— START OF Task material —

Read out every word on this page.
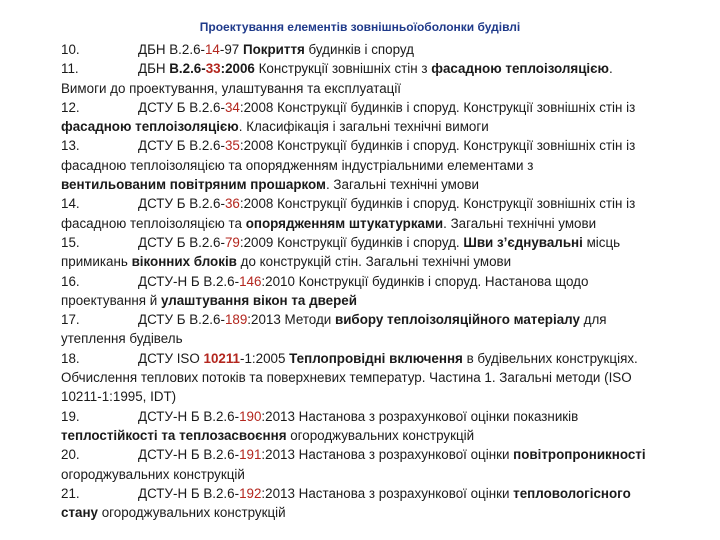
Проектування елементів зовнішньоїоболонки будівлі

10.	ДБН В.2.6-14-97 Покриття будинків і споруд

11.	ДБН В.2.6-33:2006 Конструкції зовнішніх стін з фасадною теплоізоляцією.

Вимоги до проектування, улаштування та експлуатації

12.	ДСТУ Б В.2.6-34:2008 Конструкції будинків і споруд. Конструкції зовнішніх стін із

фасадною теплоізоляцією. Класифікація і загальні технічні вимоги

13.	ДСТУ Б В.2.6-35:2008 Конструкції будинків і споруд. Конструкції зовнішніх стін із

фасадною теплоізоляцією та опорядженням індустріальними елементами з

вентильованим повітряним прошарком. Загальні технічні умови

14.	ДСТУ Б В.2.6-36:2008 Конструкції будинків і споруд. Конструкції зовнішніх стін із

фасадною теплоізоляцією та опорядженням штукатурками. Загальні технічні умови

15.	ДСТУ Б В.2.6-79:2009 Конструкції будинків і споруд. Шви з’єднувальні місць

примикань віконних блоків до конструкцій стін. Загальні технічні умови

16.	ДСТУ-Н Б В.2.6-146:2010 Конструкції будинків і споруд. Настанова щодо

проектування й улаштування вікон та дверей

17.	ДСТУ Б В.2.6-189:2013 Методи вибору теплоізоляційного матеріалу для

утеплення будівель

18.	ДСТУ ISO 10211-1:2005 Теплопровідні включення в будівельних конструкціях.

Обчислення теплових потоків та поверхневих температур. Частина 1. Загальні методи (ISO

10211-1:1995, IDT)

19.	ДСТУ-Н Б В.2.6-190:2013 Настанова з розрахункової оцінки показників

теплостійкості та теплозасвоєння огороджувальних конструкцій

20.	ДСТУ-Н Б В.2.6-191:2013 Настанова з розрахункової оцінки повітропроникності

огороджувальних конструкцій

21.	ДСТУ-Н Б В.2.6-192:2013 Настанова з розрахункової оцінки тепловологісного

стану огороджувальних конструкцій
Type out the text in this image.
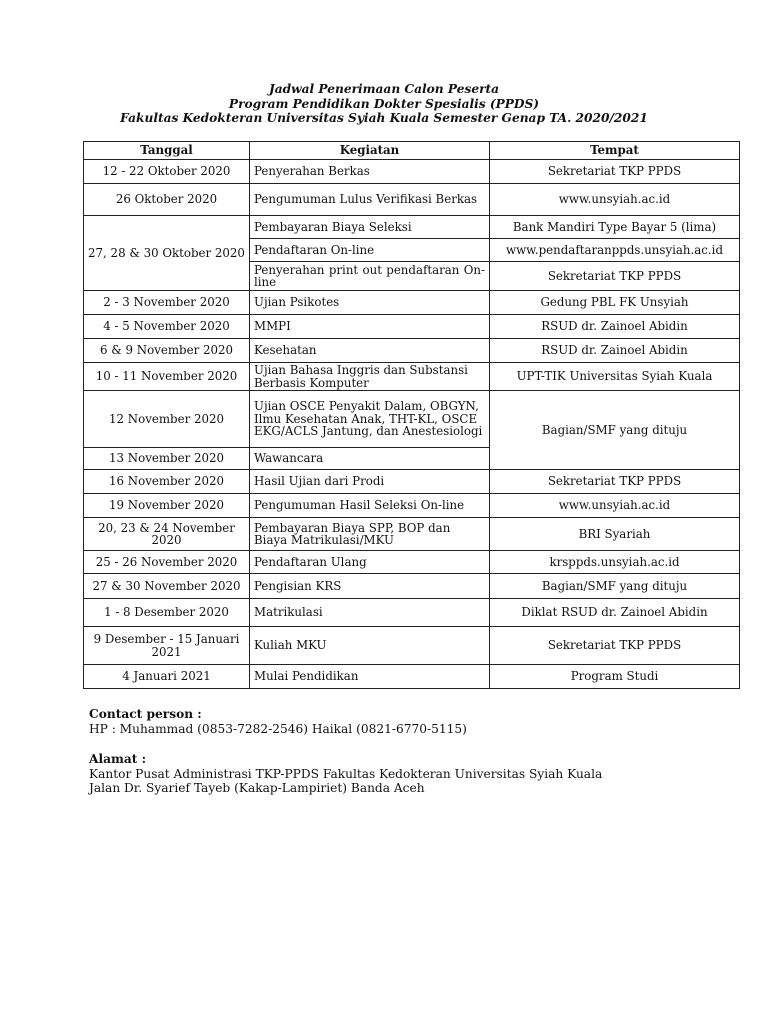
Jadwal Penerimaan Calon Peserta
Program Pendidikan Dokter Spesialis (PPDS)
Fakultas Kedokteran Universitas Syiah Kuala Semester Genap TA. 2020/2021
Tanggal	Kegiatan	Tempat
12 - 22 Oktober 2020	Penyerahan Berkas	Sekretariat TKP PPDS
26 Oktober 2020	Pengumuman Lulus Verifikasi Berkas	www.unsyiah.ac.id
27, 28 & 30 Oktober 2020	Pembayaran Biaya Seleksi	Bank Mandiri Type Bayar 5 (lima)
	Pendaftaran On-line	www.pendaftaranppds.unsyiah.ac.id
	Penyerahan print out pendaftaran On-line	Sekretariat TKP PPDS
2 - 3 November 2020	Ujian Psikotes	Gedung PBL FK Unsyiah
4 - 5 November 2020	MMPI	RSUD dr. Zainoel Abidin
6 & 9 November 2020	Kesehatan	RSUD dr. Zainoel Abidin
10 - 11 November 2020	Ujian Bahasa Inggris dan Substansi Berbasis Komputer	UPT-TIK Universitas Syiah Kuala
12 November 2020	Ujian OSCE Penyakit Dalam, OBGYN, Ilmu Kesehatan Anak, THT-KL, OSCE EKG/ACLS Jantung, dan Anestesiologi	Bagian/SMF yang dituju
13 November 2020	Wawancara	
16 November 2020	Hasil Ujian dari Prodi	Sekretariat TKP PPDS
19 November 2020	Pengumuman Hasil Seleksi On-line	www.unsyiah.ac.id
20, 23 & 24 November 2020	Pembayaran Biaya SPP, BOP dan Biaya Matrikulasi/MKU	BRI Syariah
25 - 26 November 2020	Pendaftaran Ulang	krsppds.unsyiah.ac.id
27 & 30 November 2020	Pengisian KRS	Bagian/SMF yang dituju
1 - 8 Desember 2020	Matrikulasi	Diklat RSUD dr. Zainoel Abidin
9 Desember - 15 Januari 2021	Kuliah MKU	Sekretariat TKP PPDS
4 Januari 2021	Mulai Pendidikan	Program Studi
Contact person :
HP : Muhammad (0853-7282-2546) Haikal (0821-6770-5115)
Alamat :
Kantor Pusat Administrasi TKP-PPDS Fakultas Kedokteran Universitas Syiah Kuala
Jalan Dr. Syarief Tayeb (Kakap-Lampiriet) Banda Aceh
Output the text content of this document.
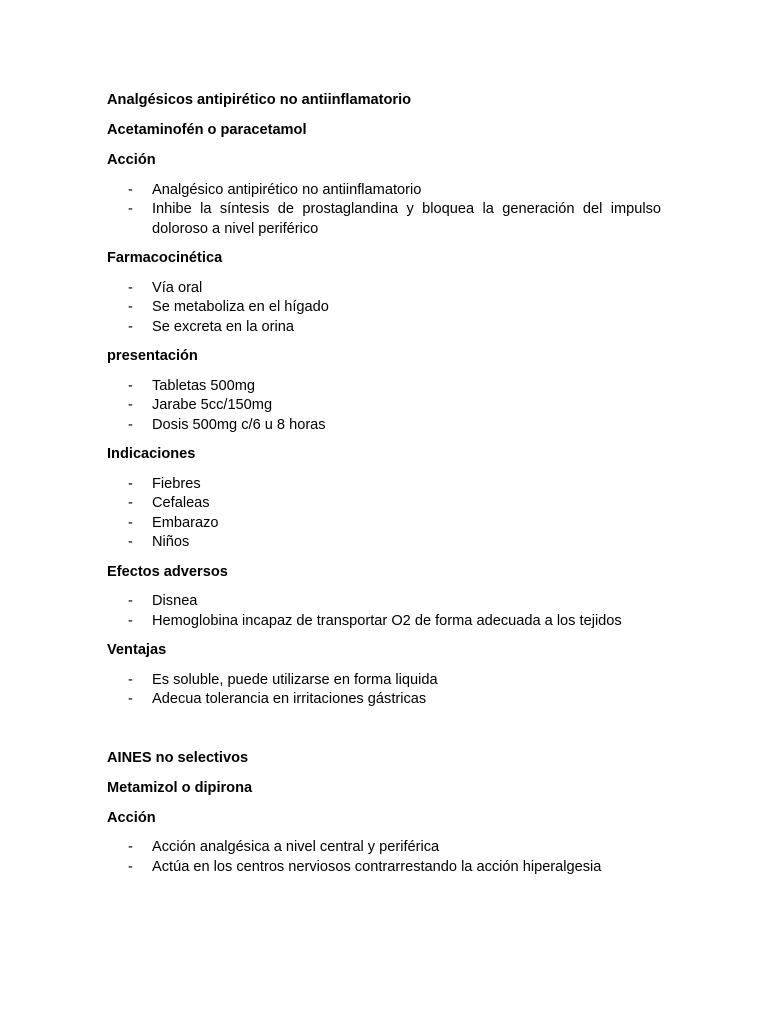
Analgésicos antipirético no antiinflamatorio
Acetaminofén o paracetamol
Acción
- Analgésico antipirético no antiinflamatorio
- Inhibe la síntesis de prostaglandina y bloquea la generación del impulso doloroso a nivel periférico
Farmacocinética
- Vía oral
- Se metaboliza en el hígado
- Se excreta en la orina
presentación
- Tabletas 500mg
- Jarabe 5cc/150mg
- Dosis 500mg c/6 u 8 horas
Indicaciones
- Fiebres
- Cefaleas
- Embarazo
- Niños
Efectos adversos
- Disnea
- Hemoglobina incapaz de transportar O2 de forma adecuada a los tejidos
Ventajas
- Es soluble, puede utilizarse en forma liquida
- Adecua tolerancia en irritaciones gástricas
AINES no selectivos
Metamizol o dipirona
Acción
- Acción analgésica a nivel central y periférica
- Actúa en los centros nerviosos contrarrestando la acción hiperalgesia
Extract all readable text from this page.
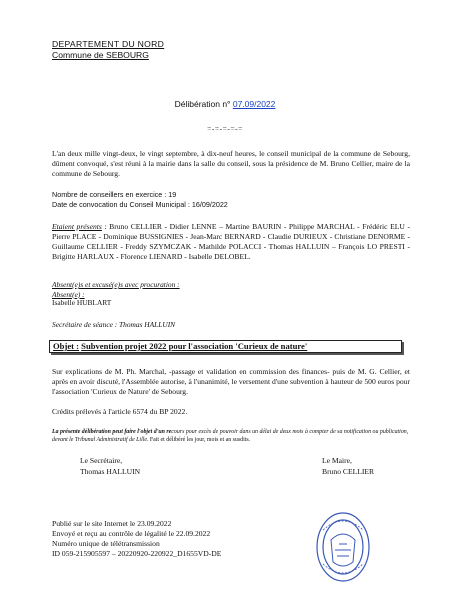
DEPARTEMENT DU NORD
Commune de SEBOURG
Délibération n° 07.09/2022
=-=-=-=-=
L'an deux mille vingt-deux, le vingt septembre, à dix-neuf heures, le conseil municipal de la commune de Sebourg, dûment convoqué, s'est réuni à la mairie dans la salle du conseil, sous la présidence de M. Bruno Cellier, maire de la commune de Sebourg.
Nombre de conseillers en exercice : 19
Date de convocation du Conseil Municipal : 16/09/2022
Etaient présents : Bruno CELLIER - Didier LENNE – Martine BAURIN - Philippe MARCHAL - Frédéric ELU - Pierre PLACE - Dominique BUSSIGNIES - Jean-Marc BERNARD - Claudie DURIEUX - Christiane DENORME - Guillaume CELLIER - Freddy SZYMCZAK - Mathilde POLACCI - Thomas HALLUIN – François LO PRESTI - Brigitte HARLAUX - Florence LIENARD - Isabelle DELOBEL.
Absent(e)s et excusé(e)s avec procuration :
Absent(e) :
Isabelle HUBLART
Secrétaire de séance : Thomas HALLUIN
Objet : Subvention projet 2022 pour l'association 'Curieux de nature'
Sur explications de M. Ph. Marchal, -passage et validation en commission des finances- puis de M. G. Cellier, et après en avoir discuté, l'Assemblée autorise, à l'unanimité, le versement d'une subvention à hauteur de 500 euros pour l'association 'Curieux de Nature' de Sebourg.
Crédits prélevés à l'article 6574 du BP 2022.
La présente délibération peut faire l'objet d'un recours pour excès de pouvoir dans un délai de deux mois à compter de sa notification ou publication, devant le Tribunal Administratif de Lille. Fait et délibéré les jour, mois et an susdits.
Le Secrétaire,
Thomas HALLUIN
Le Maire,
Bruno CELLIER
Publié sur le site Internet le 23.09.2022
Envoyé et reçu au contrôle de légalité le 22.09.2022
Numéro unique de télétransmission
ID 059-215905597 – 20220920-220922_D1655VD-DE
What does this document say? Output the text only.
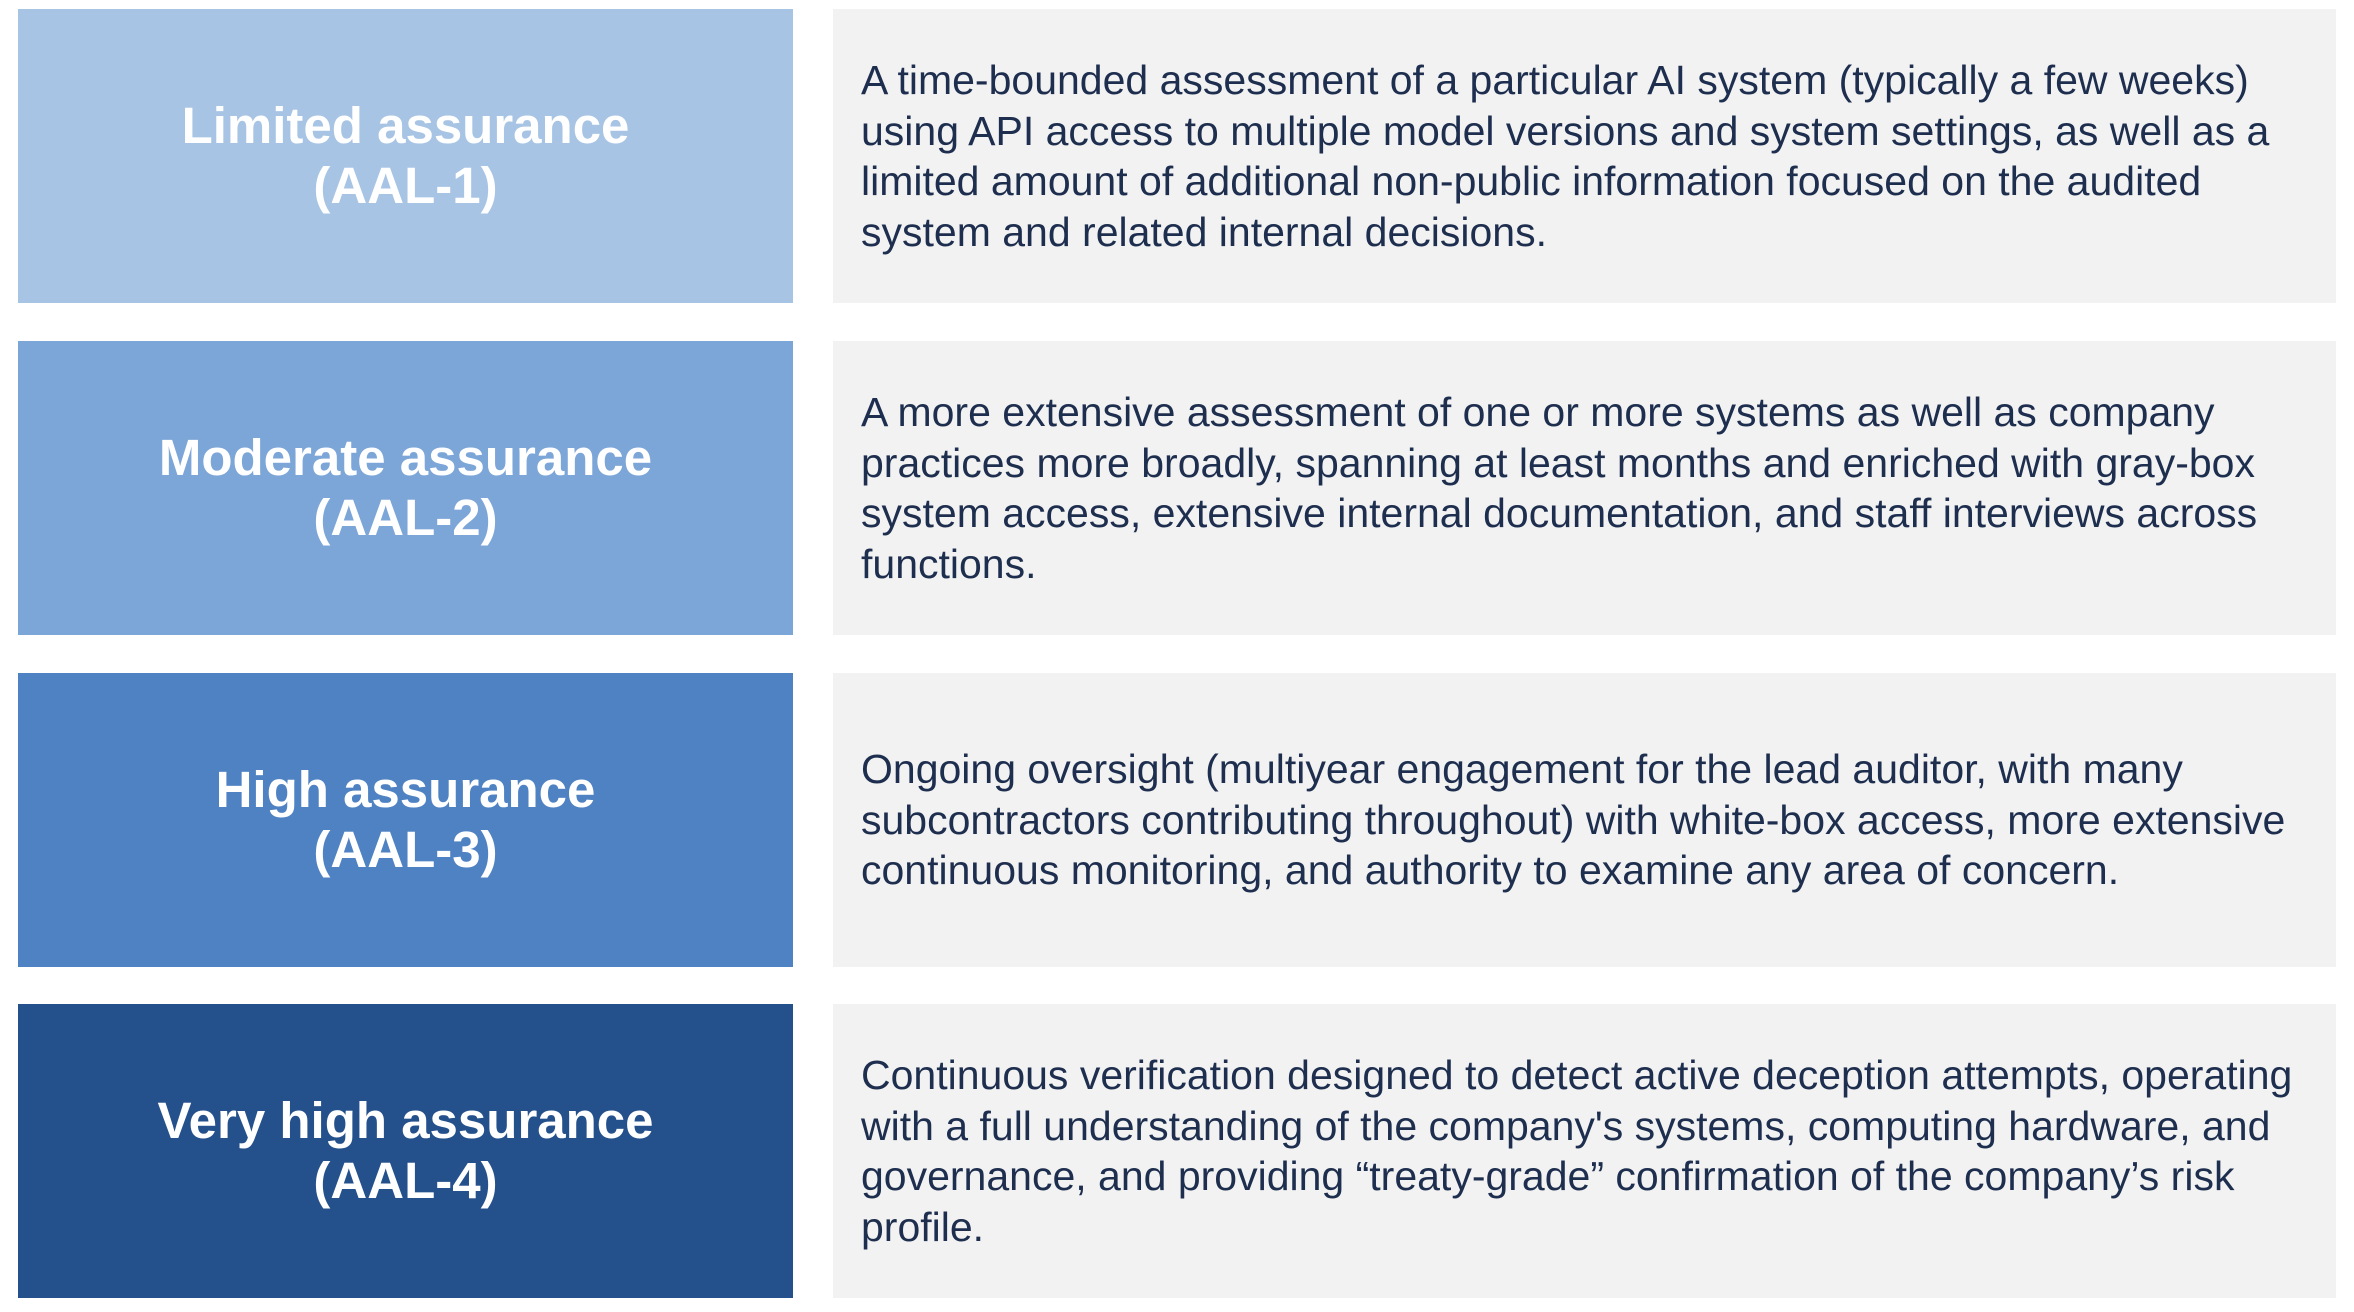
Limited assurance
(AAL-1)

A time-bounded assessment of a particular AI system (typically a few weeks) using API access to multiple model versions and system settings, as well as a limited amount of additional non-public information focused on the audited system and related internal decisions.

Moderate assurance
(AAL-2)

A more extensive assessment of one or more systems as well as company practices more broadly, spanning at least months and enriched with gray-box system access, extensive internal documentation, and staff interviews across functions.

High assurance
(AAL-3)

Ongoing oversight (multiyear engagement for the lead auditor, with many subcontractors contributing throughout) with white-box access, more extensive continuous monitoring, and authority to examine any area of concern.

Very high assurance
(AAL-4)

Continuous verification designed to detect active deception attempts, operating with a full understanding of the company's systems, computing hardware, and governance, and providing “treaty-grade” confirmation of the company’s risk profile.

— END OF Task material —

Aim of the task: Only the lines from the one containing "What does this" through the last line of the records above should be repeated, exactly and without pictures.

Reply:
What does this document say? Output the text only.
Limited assurance
(AAL-1)

A time-bounded assessment of a particular AI system (typically a few weeks) using API access to multiple model versions and system settings, as well as a limited amount of additional non-public information focused on the audited system and related internal decisions.

Moderate assurance
(AAL-2)

A more extensive assessment of one or more systems as well as company practices more broadly, spanning at least months and enriched with gray-box system access, extensive internal documentation, and staff interviews across functions.

High assurance
(AAL-3)

Ongoing oversight (multiyear engagement for the lead auditor, with many subcontractors contributing throughout) with white-box access, more extensive continuous monitoring, and authority to examine any area of concern.

Very high assurance
(AAL-4)

Continuous verification designed to detect active deception attempts, operating with a full understanding of the company's systems, computing hardware, and governance, and providing “treaty-grade” confirmation of the company’s risk profile.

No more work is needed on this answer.